ARTICLE »

(begin)

I've searched the forum but cannot find a definitive explanation as to the differences between the Defrag and Shrink options wrt to my setup...
First let me mention, I know the general concept of defragging and shrinking and why I need to do it - I have a growable .vmdk file (currently over 200Gb in size) hosted on Windows 2003. The guest machine is Linux Debian, the virtual disk partition is ext3 (which, when I do a df inside, shows it's only 150Gb-ish - hence why I want to shrink it, although I do know there are some overheads etc.).
Since it's bare Linux and CLI-only, I can't install VM Tools, so I'm preparing the guest with:
cat /dev/zero>zero.fill;sync;sleep 1;sync;rm -f zero.fill
...inside the VM (and in single user mode), then shutting it down. I then need to defrag/shrink/whatever with vdiskmanager in the Windows host.

(end)

WHAT IS ASKED »
**A.** In the forum post about shrinking a virtual disk, what filesystem is on the virtual disk partition?
**B.** Write the next part of the forum post about defragging and shrinking a growable virtual disk, starting after its final sentence.

SUPPLIED DATA »
(begin)

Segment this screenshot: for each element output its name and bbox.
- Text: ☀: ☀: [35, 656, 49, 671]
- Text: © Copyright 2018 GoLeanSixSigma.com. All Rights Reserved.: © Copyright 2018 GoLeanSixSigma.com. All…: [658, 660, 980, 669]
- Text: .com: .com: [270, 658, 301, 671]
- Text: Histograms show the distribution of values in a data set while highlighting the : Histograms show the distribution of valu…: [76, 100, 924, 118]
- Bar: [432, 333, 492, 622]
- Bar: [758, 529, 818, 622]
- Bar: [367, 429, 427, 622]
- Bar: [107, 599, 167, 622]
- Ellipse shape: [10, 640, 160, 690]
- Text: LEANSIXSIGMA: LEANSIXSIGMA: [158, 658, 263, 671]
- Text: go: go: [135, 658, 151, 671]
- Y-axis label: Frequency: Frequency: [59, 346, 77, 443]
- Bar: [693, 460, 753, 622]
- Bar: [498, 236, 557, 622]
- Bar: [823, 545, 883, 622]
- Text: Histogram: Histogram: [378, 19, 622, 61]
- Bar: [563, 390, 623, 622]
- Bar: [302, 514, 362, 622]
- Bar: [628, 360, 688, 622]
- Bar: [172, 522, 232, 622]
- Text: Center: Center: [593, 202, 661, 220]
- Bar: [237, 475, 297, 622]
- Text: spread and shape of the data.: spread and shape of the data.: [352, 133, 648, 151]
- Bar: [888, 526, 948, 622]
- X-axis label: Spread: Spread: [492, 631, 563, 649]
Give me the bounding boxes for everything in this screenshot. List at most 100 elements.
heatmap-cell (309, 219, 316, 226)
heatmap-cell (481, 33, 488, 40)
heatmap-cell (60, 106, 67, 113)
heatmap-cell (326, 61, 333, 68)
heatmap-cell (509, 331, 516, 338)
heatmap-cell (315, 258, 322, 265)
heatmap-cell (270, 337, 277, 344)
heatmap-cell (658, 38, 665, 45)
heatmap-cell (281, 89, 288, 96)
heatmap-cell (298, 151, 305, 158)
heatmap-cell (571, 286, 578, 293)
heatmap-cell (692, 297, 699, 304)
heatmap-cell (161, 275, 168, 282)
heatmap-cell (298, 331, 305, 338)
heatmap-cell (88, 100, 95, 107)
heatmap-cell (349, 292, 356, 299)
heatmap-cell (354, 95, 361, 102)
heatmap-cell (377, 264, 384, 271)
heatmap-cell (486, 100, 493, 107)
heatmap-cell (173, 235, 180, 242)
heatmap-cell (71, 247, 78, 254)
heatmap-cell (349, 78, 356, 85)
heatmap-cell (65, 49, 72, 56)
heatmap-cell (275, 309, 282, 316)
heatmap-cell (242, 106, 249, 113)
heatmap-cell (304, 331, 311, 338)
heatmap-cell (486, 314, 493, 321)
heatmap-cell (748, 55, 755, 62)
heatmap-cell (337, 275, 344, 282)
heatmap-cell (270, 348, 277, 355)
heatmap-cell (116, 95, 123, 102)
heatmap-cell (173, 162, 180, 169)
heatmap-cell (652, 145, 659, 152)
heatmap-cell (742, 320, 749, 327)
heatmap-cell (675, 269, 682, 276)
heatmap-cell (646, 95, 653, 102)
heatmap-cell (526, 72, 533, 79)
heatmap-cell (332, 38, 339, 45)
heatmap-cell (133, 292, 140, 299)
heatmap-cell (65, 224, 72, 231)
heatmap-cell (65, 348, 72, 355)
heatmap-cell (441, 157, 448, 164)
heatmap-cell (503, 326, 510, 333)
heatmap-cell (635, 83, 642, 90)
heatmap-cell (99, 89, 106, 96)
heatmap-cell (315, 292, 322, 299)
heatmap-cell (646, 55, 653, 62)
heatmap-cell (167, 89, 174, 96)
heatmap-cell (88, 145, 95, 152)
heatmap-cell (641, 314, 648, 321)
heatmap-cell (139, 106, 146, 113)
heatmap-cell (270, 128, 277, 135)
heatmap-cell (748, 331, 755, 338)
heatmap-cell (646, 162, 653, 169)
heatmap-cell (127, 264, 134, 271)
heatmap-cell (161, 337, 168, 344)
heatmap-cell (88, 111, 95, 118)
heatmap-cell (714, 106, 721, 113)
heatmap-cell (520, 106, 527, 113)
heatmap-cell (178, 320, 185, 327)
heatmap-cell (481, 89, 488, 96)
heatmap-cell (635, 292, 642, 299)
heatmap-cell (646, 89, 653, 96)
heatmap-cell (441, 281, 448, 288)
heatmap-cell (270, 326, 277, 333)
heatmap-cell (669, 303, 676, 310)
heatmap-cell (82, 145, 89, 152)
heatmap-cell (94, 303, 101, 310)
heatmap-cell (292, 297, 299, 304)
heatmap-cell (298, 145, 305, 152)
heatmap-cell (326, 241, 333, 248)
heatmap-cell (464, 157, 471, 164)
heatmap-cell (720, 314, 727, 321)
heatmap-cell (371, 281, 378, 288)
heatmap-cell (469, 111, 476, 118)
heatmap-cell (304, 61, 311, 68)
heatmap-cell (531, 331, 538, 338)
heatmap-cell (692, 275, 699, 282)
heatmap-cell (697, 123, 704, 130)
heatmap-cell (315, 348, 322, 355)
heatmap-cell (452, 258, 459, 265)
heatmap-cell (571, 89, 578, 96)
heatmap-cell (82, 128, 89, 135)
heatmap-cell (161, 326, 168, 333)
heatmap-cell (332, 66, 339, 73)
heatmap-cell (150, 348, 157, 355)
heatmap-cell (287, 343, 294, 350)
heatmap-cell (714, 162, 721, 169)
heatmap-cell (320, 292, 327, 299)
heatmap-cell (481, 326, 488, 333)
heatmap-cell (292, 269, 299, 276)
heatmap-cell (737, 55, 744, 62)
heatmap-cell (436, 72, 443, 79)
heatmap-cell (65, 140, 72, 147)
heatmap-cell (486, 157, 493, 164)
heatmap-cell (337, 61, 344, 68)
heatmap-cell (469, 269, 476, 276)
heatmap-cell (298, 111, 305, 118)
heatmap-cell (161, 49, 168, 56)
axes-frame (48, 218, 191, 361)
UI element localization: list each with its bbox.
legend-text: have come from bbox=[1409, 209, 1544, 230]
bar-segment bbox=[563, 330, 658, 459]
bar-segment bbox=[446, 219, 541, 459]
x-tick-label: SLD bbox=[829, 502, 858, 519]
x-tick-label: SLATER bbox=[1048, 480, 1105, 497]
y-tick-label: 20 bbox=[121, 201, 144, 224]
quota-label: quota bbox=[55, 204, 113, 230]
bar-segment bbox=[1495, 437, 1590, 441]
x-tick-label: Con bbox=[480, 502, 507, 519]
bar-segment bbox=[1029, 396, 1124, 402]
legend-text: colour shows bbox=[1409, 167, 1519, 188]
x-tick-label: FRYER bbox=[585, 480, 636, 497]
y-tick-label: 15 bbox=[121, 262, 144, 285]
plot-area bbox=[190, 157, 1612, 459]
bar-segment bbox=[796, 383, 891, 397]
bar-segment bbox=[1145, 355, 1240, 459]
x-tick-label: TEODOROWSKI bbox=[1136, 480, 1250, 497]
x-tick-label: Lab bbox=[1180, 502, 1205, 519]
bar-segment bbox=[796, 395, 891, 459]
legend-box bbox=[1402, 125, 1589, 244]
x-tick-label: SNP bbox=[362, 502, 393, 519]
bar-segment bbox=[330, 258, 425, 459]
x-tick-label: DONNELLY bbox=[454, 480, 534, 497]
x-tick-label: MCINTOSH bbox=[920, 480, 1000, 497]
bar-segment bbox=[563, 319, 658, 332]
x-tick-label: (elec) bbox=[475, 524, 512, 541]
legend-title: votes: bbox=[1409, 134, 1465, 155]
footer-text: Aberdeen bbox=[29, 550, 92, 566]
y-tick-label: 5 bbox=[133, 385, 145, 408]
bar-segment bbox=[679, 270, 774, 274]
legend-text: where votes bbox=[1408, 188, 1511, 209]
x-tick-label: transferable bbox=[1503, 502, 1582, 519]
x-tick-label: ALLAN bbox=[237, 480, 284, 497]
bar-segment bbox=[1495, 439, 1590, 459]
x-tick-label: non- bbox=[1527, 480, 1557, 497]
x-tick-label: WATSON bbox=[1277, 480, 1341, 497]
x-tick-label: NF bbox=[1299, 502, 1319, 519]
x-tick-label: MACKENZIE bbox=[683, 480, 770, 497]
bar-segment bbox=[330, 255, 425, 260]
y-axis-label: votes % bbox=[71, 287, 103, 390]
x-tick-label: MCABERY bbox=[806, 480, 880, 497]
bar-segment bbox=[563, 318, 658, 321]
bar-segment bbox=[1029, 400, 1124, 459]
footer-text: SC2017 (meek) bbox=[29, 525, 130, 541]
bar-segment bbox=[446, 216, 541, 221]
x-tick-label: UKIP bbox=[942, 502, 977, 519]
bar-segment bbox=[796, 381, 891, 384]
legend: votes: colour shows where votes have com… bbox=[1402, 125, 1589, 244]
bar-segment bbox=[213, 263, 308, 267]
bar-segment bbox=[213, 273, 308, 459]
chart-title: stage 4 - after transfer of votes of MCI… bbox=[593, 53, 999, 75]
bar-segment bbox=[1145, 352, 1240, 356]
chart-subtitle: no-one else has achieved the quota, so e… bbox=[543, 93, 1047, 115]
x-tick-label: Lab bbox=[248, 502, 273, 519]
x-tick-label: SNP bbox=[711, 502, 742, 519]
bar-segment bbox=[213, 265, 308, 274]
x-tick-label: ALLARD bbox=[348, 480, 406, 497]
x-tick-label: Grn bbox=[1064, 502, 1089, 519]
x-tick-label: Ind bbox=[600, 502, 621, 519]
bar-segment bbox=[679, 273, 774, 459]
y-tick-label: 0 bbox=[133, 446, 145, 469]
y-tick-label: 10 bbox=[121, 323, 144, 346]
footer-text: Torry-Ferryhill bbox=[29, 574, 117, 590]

(end)

ANSWER SET »
**A.** ext3

**B.**
(The reason I'm not using the Defragment button in the VM Server Console is that I'm also in the process of converting the single growable disk to 2Gb-split growable onto another external hardrive - simply because I don't have enough disk space on either drive to do the shrink as one ~150-200Gb file. Plus I want a backup in case it goes wrong. I'm hoping chopping it up into 2Gb files will let it use the free space bit by bit.)
Now, I'm a bit confused at this point.
What does the -d (defrag) option actually do? What kinda defrag is this? Since this is done offline and outside the guest, I'm assuming this is not the same kind of defrag that's done in the guest (ext3 is apparently resilient to actual file fragmentation so I'm skipping that part anyway). Does this simply rearrange the order of the data blocks as seen by the virtualisation layer?
Why does vdiskmanager have a -p (prepare) command and what does that actually do? Why the need to mount and dismount to a drive letter? Again, I'm assuming I should skip this part since I can't (and probably shouldn't) mount a Linux guest partition to a Windows host(?).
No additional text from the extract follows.